▶ Directive
Copy out the entries in full and with complete accuracy; pictures are excluded.

▶ Material provided
++++++++++++++++++++
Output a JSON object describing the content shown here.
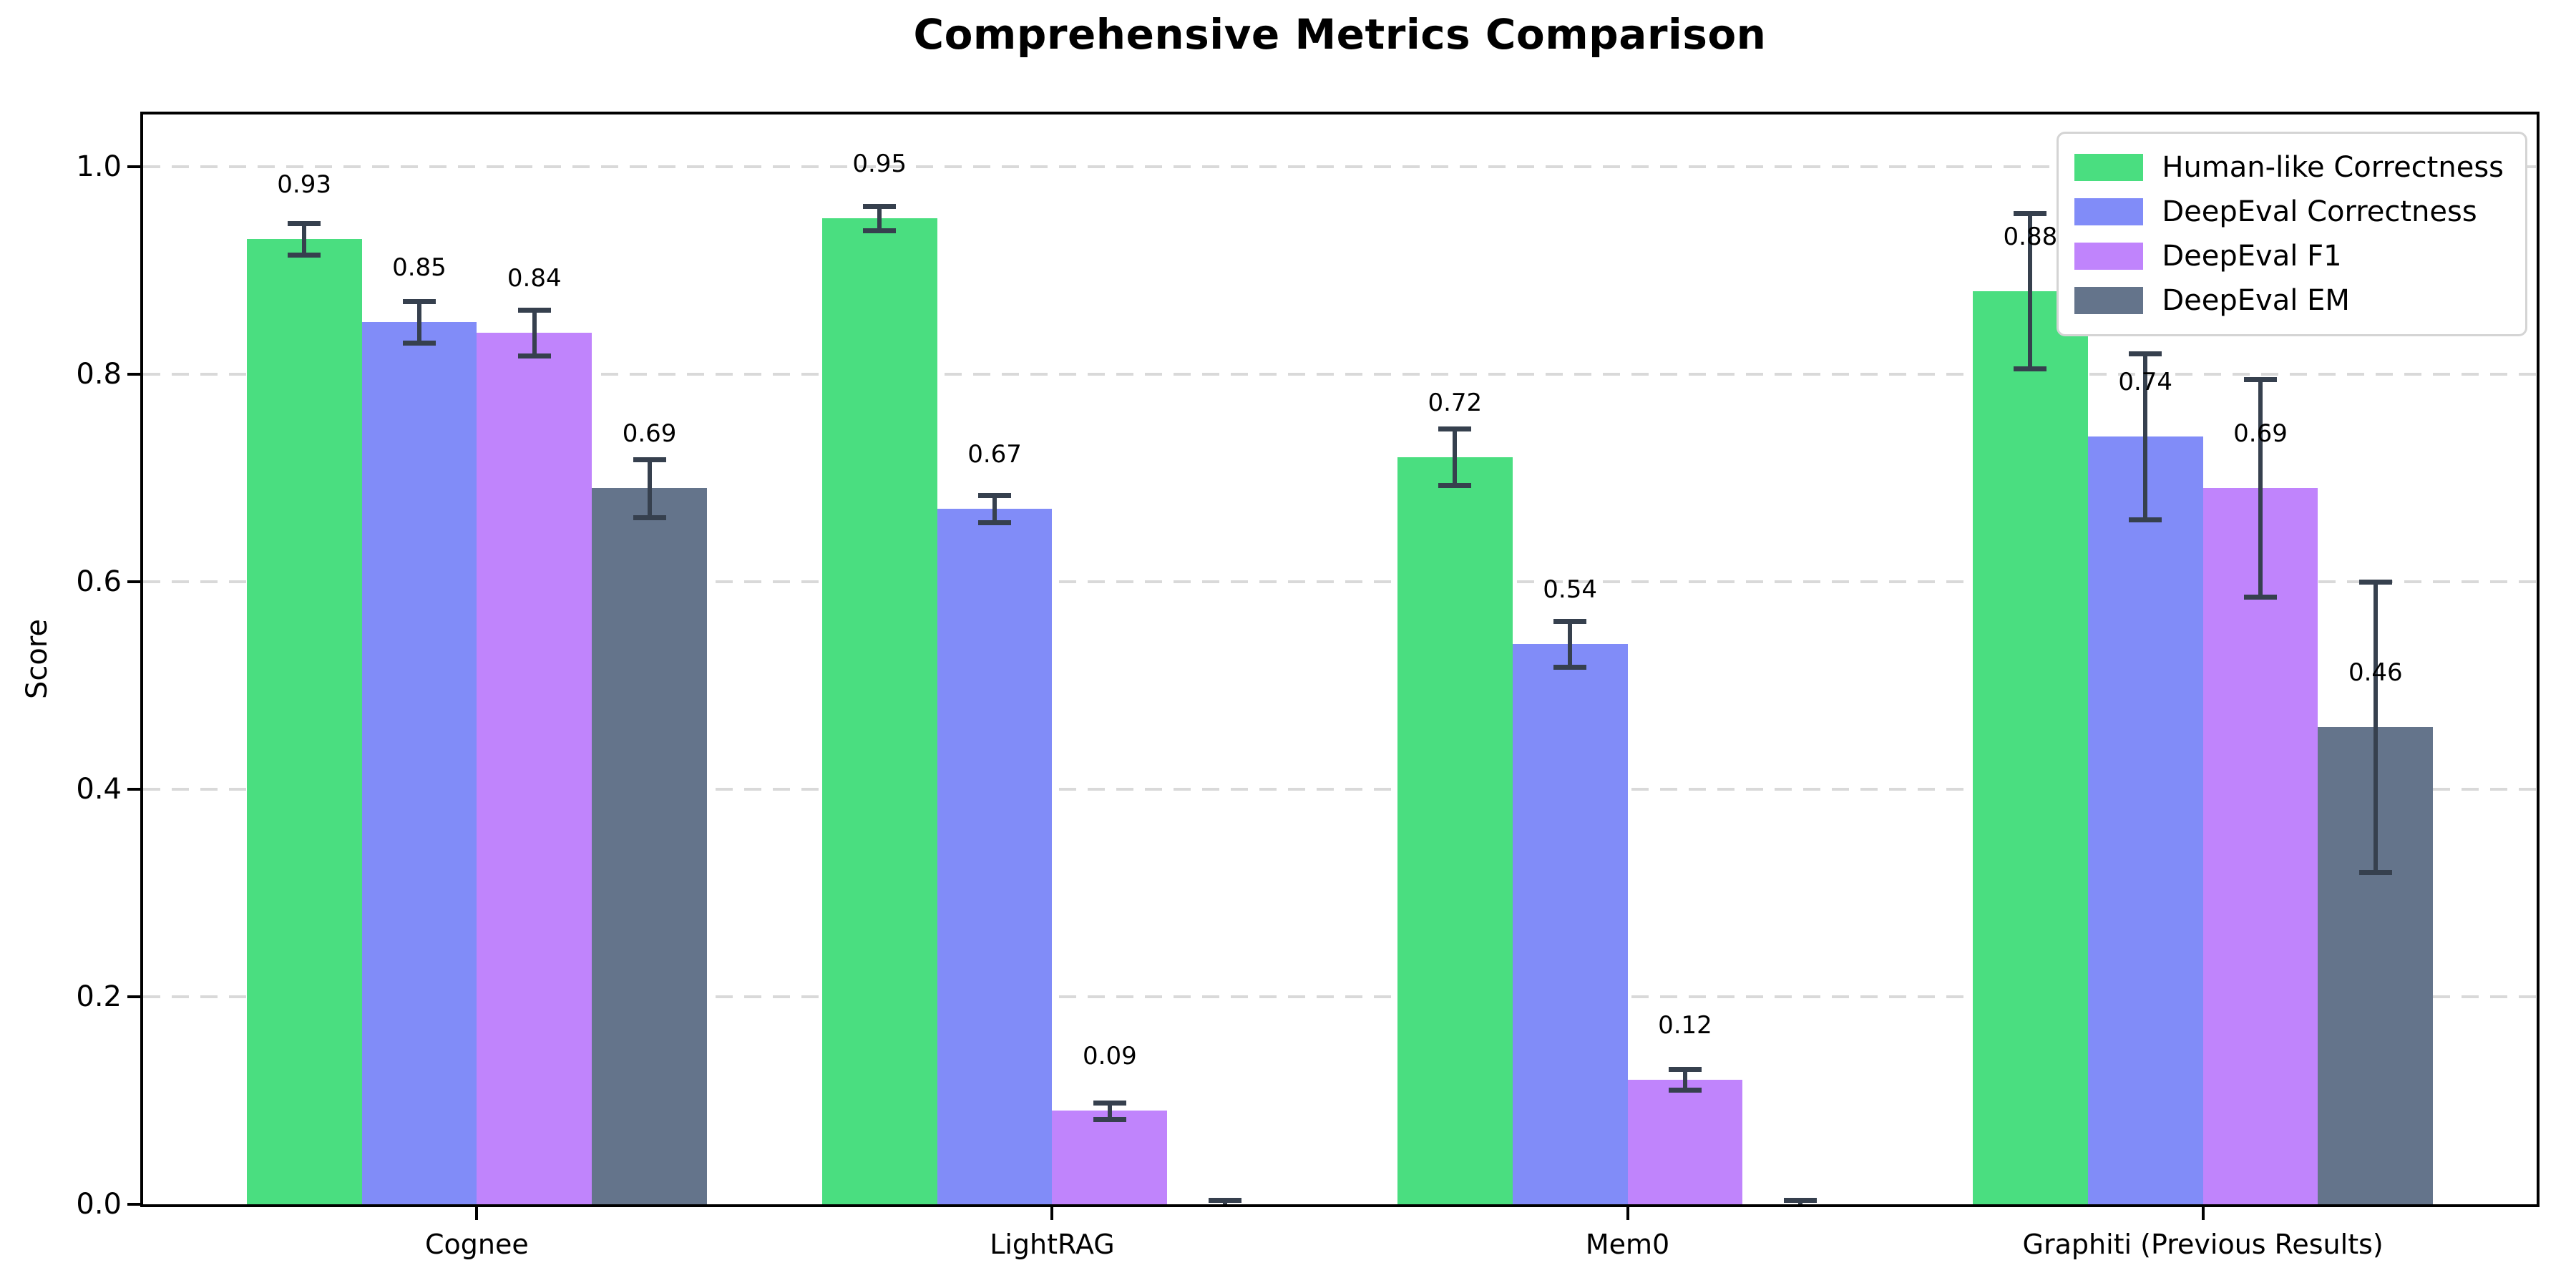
{
  "chart_data": {
    "type": "bar",
    "title": "Comprehensive Metrics Comparison",
    "ylabel": "Score",
    "xlabel": "",
    "categories": [
      "Cognee",
      "LightRAG",
      "Mem0",
      "Graphiti (Previous Results)"
    ],
    "series": [
      {
        "name": "Human-like Correctness",
        "color": "#4ade80",
        "values": [
          0.93,
          0.95,
          0.72,
          0.88
        ],
        "errors": [
          0.015,
          0.012,
          0.027,
          0.075
        ],
        "labels": [
          "0.93",
          "0.95",
          "0.72",
          "0.88"
        ]
      },
      {
        "name": "DeepEval Correctness",
        "color": "#818cf8",
        "values": [
          0.85,
          0.67,
          0.54,
          0.74
        ],
        "errors": [
          0.02,
          0.013,
          0.022,
          0.08
        ],
        "labels": [
          "0.85",
          "0.67",
          "0.54",
          "0.74"
        ]
      },
      {
        "name": "DeepEval F1",
        "color": "#c084fc",
        "values": [
          0.84,
          0.09,
          0.12,
          0.69
        ],
        "errors": [
          0.022,
          0.008,
          0.01,
          0.105
        ],
        "labels": [
          "0.84",
          "0.09",
          "0.12",
          "0.69"
        ]
      },
      {
        "name": "DeepEval EM",
        "color": "#64748b",
        "values": [
          0.69,
          0.0,
          0.0,
          0.46
        ],
        "errors": [
          0.028,
          0.004,
          0.004,
          0.14
        ],
        "labels": [
          "0.69",
          "",
          "",
          "0.46"
        ]
      }
    ],
    "yticks": [
      "0.0",
      "0.2",
      "0.4",
      "0.6",
      "0.8",
      "1.0"
    ],
    "ylim": [
      0,
      1.05
    ],
    "grid": "horizontal dashed",
    "legend_position": "upper right",
    "error_bar_color": "#36404e",
    "axis_color": "#000000",
    "background_color": "#ffffff"
  }
}
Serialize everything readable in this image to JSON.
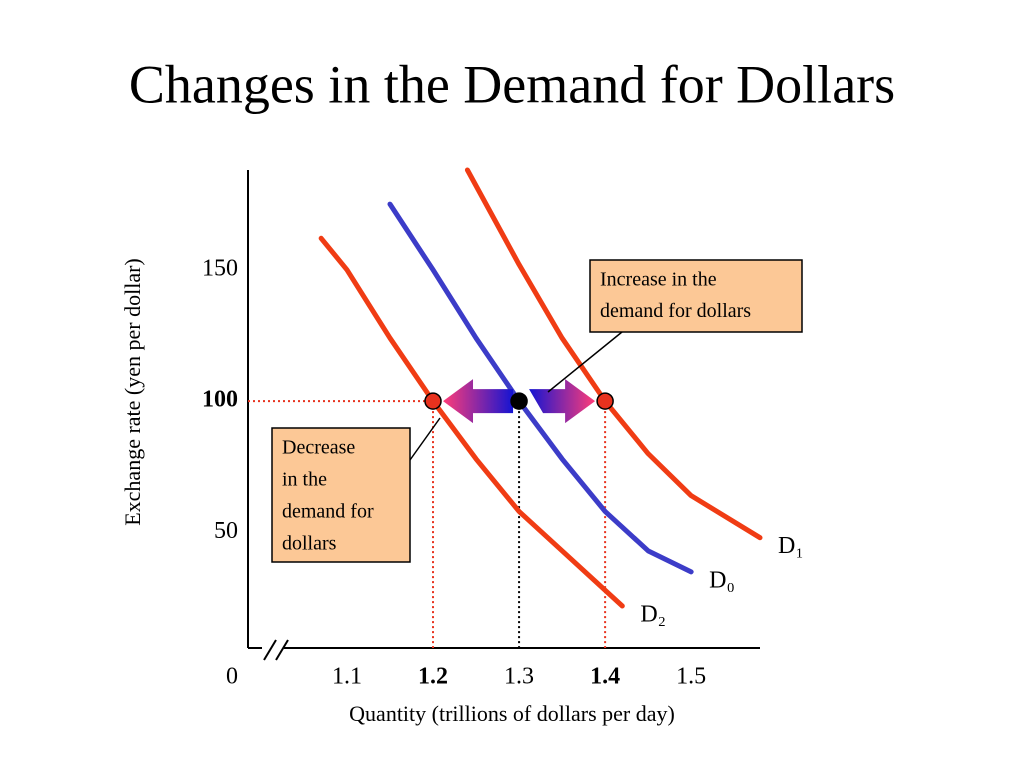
{
  "chart_data": {
    "type": "line",
    "title": "Changes in the Demand for Dollars",
    "x_label": "Quantity (trillions of dollars per day)",
    "y_label": "Exchange rate (yen per dollar)",
    "origin_label": "0",
    "xlim": [
      0.985,
      1.58
    ],
    "ylim": [
      6,
      188
    ],
    "xticks": [
      1.1,
      1.2,
      1.3,
      1.4,
      1.5
    ],
    "yticks": [
      50,
      100,
      150
    ],
    "highlighted_xticks": [
      1.2,
      1.4
    ],
    "highlighted_yticks": [
      100
    ],
    "highlight_color": "#e8321e",
    "series": [
      {
        "name": "D₁",
        "color": "#f03c14",
        "x": [
          1.24,
          1.3,
          1.35,
          1.4,
          1.45,
          1.5,
          1.58
        ],
        "values": [
          188,
          152,
          124,
          100,
          80,
          64,
          48
        ]
      },
      {
        "name": "D₀",
        "color": "#3c3cc8",
        "x": [
          1.15,
          1.2,
          1.25,
          1.3,
          1.35,
          1.4,
          1.45,
          1.5
        ],
        "values": [
          175,
          150,
          124,
          100,
          78,
          58,
          43,
          35
        ]
      },
      {
        "name": "D₂",
        "color": "#f03c14",
        "x": [
          1.07,
          1.1,
          1.15,
          1.2,
          1.25,
          1.3,
          1.35,
          1.42
        ],
        "values": [
          162,
          150,
          124,
          100,
          78,
          58,
          43,
          22
        ]
      }
    ],
    "points": [
      {
        "x": 1.2,
        "y": 100,
        "color": "#e8321e"
      },
      {
        "x": 1.3,
        "y": 100,
        "color": "#000000"
      },
      {
        "x": 1.4,
        "y": 100,
        "color": "#e8321e"
      }
    ],
    "annotations": [
      {
        "lines": [
          "Increase in the",
          "demand for dollars"
        ]
      },
      {
        "lines": [
          "Decrease",
          "in the",
          "demand for",
          "dollars"
        ]
      }
    ]
  }
}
++++++++++++++++++++
▶ Response below
Output a JSON object describing the content shown here.
{
  "chart_data": {
    "type": "bar",
    "title": "Comprehensive Metrics Comparison",
    "ylabel": "Score",
    "xlabel": "",
    "categories": [
      "Cognee",
      "LightRAG",
      "Mem0",
      "Graphiti (Previous Results)"
    ],
    "series": [
      {
        "name": "Human-like Correctness",
        "color": "#4ade80",
        "values": [
          0.93,
          0.95,
          0.72,
          0.88
        ],
        "errors": [
          0.015,
          0.012,
          0.027,
          0.075
        ],
        "labels": [
          "0.93",
          "0.95",
          "0.72",
          "0.88"
        ]
      },
      {
        "name": "DeepEval Correctness",
        "color": "#818cf8",
        "values": [
          0.85,
          0.67,
          0.54,
          0.74
        ],
        "errors": [
          0.02,
          0.013,
          0.022,
          0.08
        ],
        "labels": [
          "0.85",
          "0.67",
          "0.54",
          "0.74"
        ]
      },
      {
        "name": "DeepEval F1",
        "color": "#c084fc",
        "values": [
          0.84,
          0.09,
          0.12,
          0.69
        ],
        "errors": [
          0.022,
          0.008,
          0.01,
          0.105
        ],
        "labels": [
          "0.84",
          "0.09",
          "0.12",
          "0.69"
        ]
      },
      {
        "name": "DeepEval EM",
        "color": "#64748b",
        "values": [
          0.69,
          0.0,
          0.0,
          0.46
        ],
        "errors": [
          0.028,
          0.004,
          0.004,
          0.14
        ],
        "labels": [
          "0.69",
          "",
          "",
          "0.46"
        ]
      }
    ],
    "yticks": [
      "0.0",
      "0.2",
      "0.4",
      "0.6",
      "0.8",
      "1.0"
    ],
    "ylim": [
      0,
      1.05
    ],
    "grid": "horizontal dashed",
    "legend_position": "upper right",
    "error_bar_color": "#36404e",
    "axis_color": "#000000",
    "background_color": "#ffffff"
  }
}
Serialize everything readable in this image to JSON.
{
  "chart_data": {
    "type": "line",
    "title": "Changes in the Demand for Dollars",
    "x_label": "Quantity (trillions of dollars per day)",
    "y_label": "Exchange rate (yen per dollar)",
    "origin_label": "0",
    "xlim": [
      0.985,
      1.58
    ],
    "ylim": [
      6,
      188
    ],
    "xticks": [
      1.1,
      1.2,
      1.3,
      1.4,
      1.5
    ],
    "yticks": [
      50,
      100,
      150
    ],
    "highlighted_xticks": [
      1.2,
      1.4
    ],
    "highlighted_yticks": [
      100
    ],
    "highlight_color": "#e8321e",
    "series": [
      {
        "name": "D₁",
        "color": "#f03c14",
        "x": [
          1.24,
          1.3,
          1.35,
          1.4,
          1.45,
          1.5,
          1.58
        ],
        "values": [
          188,
          152,
          124,
          100,
          80,
          64,
          48
        ]
      },
      {
        "name": "D₀",
        "color": "#3c3cc8",
        "x": [
          1.15,
          1.2,
          1.25,
          1.3,
          1.35,
          1.4,
          1.45,
          1.5
        ],
        "values": [
          175,
          150,
          124,
          100,
          78,
          58,
          43,
          35
        ]
      },
      {
        "name": "D₂",
        "color": "#f03c14",
        "x": [
          1.07,
          1.1,
          1.15,
          1.2,
          1.25,
          1.3,
          1.35,
          1.42
        ],
        "values": [
          162,
          150,
          124,
          100,
          78,
          58,
          43,
          22
        ]
      }
    ],
    "points": [
      {
        "x": 1.2,
        "y": 100,
        "color": "#e8321e"
      },
      {
        "x": 1.3,
        "y": 100,
        "color": "#000000"
      },
      {
        "x": 1.4,
        "y": 100,
        "color": "#e8321e"
      }
    ],
    "annotations": [
      {
        "lines": [
          "Increase in the",
          "demand for dollars"
        ]
      },
      {
        "lines": [
          "Decrease",
          "in the",
          "demand for",
          "dollars"
        ]
      }
    ]
  }
}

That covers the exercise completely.